Source records:
Content starts

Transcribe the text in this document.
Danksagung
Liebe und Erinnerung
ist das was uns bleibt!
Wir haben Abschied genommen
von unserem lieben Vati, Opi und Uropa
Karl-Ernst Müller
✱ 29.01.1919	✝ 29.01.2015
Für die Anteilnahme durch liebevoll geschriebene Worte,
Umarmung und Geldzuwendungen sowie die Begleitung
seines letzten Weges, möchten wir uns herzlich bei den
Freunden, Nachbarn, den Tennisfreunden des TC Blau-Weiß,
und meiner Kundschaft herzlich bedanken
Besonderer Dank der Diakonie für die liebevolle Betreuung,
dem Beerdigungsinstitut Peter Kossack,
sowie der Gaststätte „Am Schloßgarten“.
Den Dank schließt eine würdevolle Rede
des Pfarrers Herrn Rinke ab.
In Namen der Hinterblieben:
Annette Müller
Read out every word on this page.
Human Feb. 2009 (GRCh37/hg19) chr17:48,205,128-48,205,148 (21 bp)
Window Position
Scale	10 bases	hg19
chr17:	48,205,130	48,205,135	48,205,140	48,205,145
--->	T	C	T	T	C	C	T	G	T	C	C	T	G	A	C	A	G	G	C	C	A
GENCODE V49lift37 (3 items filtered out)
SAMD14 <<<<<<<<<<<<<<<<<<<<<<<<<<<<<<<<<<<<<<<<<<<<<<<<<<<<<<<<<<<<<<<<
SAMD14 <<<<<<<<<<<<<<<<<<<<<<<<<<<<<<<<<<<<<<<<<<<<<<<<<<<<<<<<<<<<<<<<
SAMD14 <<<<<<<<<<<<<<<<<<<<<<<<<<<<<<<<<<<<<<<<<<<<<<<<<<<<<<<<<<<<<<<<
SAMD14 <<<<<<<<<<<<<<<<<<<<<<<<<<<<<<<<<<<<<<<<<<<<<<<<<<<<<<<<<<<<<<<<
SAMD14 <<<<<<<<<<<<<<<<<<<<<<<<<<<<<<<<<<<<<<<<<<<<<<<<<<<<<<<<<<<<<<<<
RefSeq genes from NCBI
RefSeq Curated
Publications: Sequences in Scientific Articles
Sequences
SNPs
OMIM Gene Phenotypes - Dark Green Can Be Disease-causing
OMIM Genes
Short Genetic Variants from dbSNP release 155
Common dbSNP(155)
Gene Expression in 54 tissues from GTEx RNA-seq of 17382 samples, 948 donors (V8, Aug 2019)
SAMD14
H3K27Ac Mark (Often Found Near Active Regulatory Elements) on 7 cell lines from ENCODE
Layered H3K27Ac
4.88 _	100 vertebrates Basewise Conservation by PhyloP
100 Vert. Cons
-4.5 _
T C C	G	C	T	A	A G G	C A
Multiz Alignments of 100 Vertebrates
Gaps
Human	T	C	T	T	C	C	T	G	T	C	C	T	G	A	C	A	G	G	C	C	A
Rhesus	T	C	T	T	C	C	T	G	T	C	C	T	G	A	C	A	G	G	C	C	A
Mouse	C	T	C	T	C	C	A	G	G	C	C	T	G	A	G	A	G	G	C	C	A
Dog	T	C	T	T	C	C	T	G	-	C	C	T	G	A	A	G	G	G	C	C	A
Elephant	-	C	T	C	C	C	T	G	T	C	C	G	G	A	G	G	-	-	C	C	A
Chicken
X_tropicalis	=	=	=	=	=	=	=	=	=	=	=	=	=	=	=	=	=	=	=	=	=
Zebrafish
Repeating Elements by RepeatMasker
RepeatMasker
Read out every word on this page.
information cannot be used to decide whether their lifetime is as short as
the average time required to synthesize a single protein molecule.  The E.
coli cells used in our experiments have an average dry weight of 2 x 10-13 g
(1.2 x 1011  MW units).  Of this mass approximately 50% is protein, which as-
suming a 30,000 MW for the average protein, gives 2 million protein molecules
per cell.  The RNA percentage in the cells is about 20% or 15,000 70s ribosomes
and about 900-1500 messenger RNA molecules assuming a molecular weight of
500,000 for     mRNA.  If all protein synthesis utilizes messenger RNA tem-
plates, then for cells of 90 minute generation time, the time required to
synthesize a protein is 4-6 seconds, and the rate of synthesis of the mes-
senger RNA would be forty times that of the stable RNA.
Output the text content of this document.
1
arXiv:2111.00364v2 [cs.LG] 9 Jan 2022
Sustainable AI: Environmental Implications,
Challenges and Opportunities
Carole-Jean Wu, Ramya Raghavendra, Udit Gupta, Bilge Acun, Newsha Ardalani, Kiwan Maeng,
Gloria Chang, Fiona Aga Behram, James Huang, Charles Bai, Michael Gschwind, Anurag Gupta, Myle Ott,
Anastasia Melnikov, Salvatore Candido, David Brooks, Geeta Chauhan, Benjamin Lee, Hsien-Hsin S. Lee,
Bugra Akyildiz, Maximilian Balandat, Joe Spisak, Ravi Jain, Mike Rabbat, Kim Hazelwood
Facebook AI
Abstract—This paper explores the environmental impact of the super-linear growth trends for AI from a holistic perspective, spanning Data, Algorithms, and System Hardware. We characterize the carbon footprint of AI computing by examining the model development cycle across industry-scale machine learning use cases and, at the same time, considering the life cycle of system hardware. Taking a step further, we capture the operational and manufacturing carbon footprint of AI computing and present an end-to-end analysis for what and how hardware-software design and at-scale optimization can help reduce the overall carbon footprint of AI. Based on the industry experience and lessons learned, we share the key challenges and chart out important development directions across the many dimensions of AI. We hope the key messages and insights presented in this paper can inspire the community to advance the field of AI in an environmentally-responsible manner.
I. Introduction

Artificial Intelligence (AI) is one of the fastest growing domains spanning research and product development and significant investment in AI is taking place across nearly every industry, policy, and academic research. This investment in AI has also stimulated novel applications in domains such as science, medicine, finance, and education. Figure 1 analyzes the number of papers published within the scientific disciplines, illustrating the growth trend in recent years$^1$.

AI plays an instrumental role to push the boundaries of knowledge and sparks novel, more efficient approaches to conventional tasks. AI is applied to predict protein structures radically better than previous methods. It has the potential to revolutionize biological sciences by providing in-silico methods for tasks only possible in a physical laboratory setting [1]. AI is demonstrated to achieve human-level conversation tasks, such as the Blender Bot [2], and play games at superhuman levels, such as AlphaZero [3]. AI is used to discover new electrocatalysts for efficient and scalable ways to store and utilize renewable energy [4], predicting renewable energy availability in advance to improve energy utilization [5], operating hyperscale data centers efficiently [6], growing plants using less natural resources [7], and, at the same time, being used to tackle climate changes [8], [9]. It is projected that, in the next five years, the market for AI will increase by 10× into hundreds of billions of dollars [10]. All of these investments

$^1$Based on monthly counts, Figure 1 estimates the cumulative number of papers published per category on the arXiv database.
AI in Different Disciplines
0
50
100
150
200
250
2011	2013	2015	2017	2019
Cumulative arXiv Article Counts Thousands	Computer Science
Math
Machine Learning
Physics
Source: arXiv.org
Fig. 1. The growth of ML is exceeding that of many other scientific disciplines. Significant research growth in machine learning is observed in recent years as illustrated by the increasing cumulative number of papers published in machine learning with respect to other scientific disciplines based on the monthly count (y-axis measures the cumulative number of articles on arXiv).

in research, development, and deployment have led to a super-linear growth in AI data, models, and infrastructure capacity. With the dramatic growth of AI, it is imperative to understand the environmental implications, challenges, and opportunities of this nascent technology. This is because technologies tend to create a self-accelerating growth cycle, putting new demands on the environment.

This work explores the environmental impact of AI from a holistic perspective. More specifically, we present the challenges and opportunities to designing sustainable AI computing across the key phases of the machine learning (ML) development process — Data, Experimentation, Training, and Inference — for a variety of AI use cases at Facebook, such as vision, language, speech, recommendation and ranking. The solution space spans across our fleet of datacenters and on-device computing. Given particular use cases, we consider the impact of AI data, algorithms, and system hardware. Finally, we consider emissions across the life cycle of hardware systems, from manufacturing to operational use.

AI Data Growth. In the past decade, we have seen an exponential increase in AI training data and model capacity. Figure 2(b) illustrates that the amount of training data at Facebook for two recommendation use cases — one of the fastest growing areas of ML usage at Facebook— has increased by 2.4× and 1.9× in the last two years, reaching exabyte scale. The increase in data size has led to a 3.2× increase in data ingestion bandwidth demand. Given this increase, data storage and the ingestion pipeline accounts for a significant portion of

Content ends

Check each line of the records above for the word "perspective" and report how many lines have it, as a number only.

■ **Task response**
2